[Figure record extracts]
───

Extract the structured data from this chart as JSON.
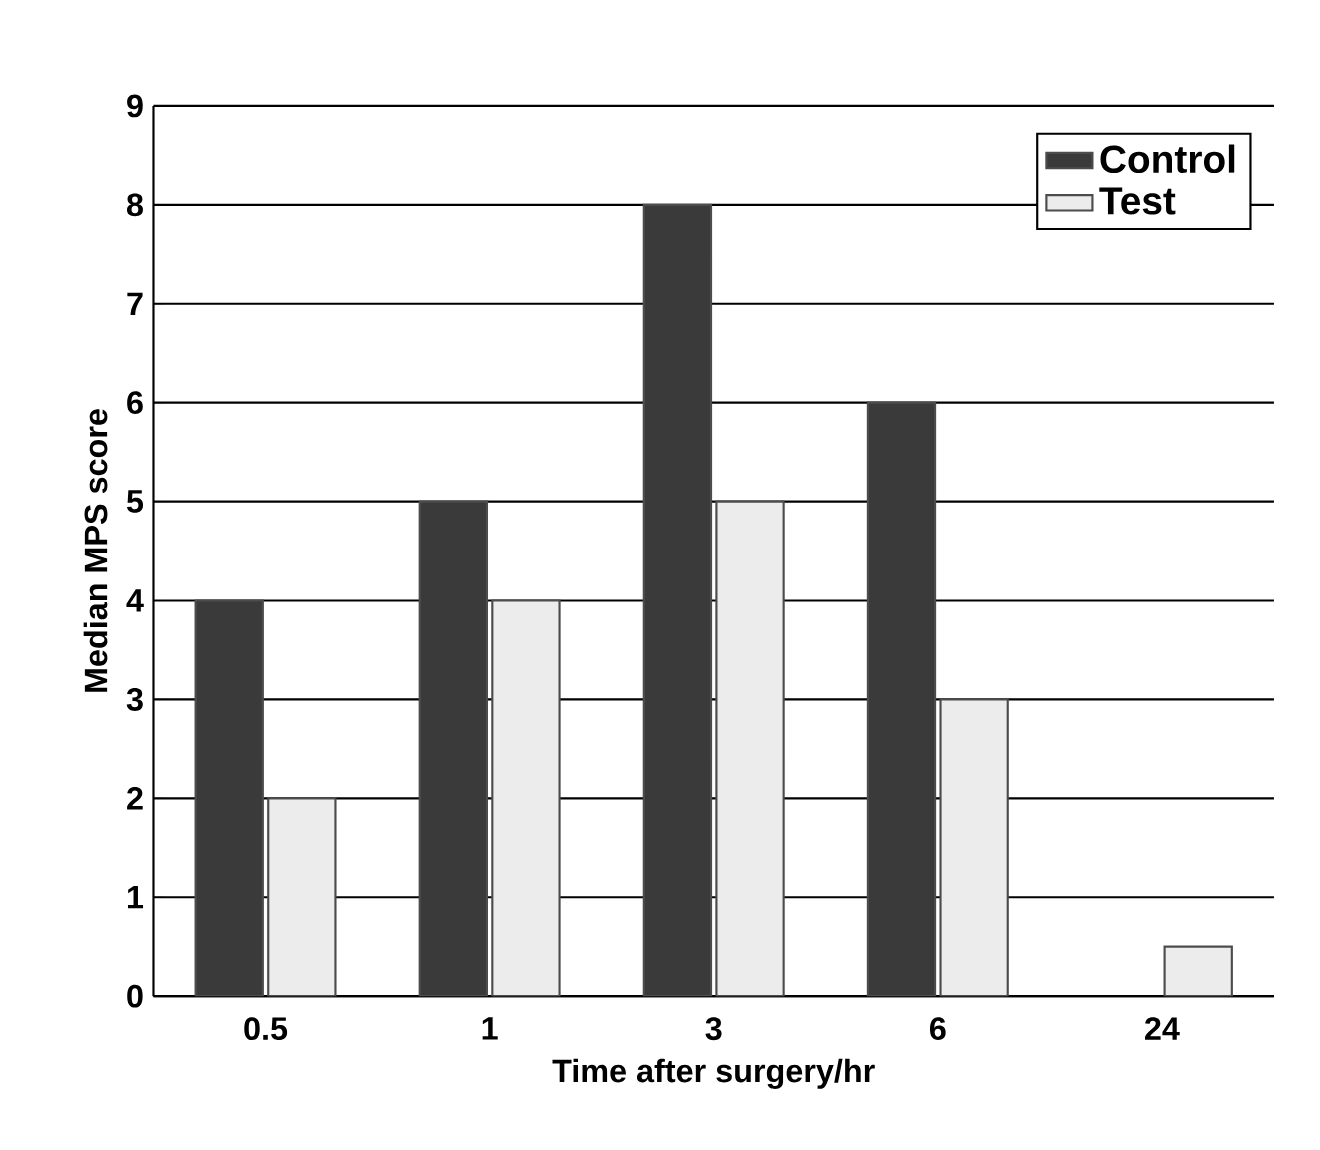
{
  "chart_data": {
    "type": "bar",
    "xlabel": "Time after surgery/hr",
    "ylabel": "Median MPS score",
    "categories": [
      "0.5",
      "1",
      "3",
      "6",
      "24"
    ],
    "series": [
      {
        "name": "Control",
        "color": "#3a3a3a",
        "values": [
          4,
          5,
          8,
          6,
          null
        ]
      },
      {
        "name": "Test",
        "color": "#ececec",
        "values": [
          2,
          4,
          5,
          3,
          0.5
        ]
      }
    ],
    "ylim": [
      0,
      9
    ],
    "yticks": [
      0,
      1,
      2,
      3,
      4,
      5,
      6,
      7,
      8,
      9
    ],
    "grid": "y",
    "legend": "top right"
  }
}
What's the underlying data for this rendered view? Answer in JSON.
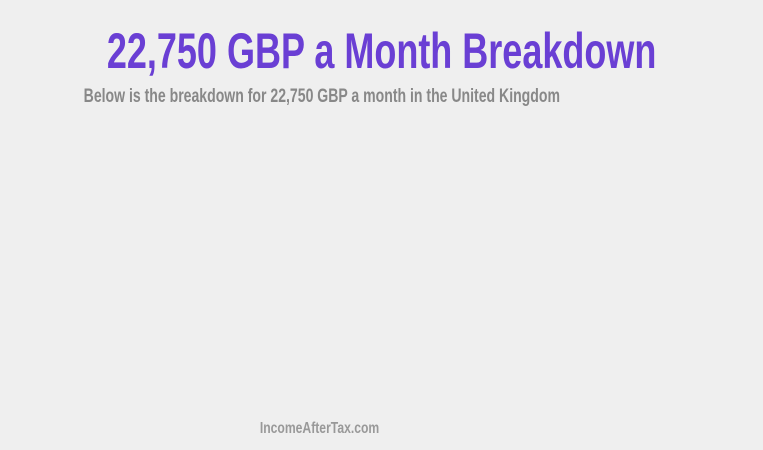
{
  "header": {
    "title": "22,750 GBP a Month Breakdown",
    "subtitle": "Below is the breakdown for 22,750 GBP a month in the United Kingdom"
  },
  "footer": {
    "site": "IncomeAfterTax.com"
  },
  "colors": {
    "title": "#6a3fd4",
    "subtitle": "#888888",
    "background": "#efefef"
  }
}
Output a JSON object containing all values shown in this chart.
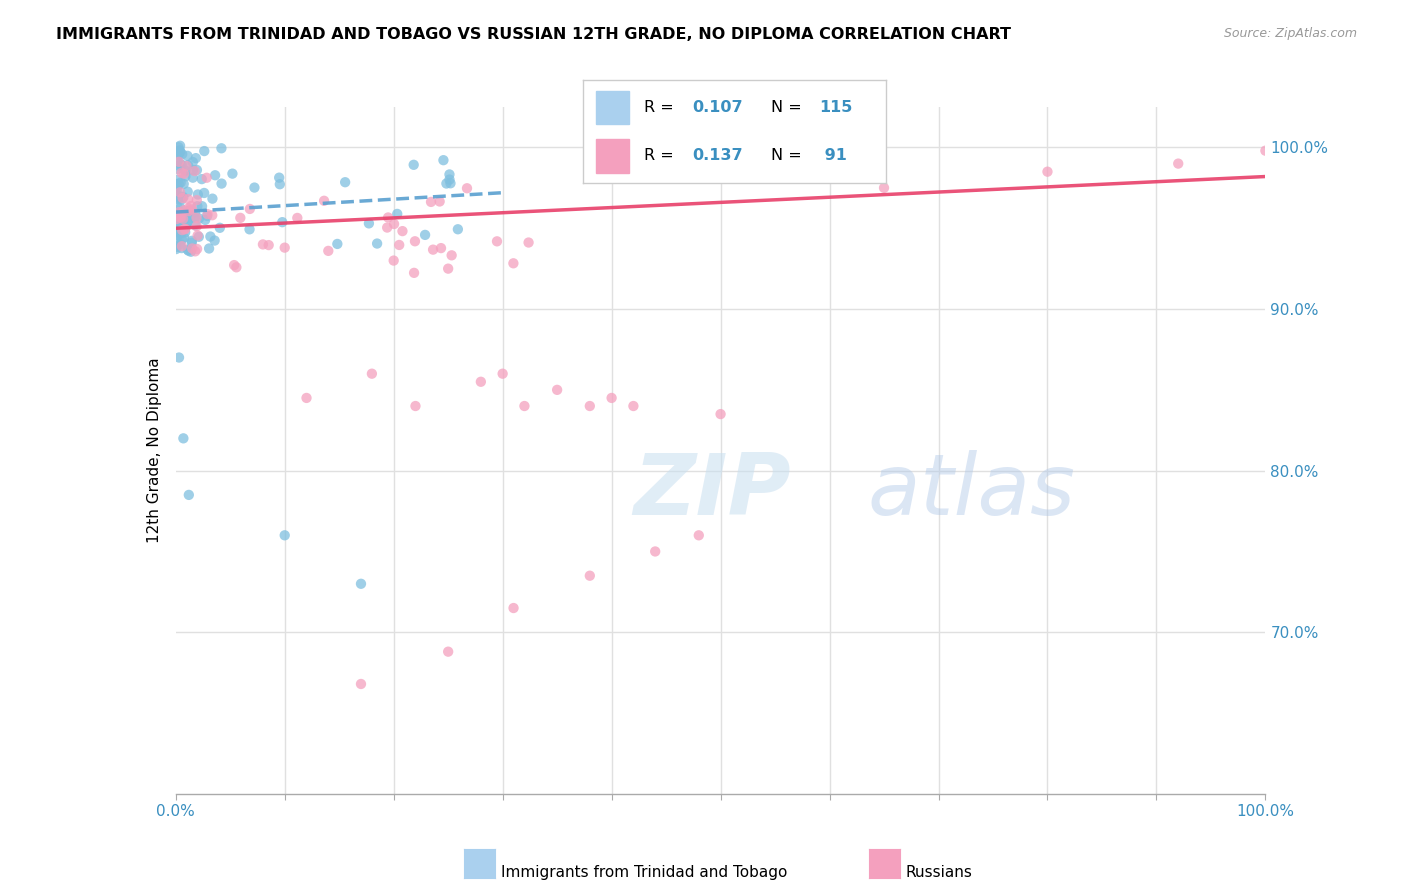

───

### Given request
Are you able to set down all the lines above exactly, without any pictures?

### Answer to the task
Extract the structured data from this chart as JSON.
{
  "chart_data": {
    "type": "bar",
    "xlabel": "Time after surgery/hr",
    "ylabel": "Median MPS score",
    "categories": [
      "0.5",
      "1",
      "3",
      "6",
      "24"
    ],
    "series": [
      {
        "name": "Control",
        "color": "#3a3a3a",
        "values": [
          4,
          5,
          8,
          6,
          null
        ]
      },
      {
        "name": "Test",
        "color": "#ececec",
        "values": [
          2,
          4,
          5,
          3,
          0.5
        ]
      }
    ],
    "ylim": [
      0,
      9
    ],
    "yticks": [
      0,
      1,
      2,
      3,
      4,
      5,
      6,
      7,
      8,
      9
    ],
    "grid": "y",
    "legend": "top right"
  }
}
What's the underlying data for this rendered view? Answer in JSON.
{
  "header": {
    "title": "22,750 GBP a Month Breakdown",
    "subtitle": "Below is the breakdown for 22,750 GBP a month in the United Kingdom"
  },
  "footer": {
    "site": "IncomeAfterTax.com"
  },
  "colors": {
    "title": "#6a3fd4",
    "subtitle": "#888888",
    "background": "#efefef"
  }
}
Output a JSON object containing all values shown in this chart.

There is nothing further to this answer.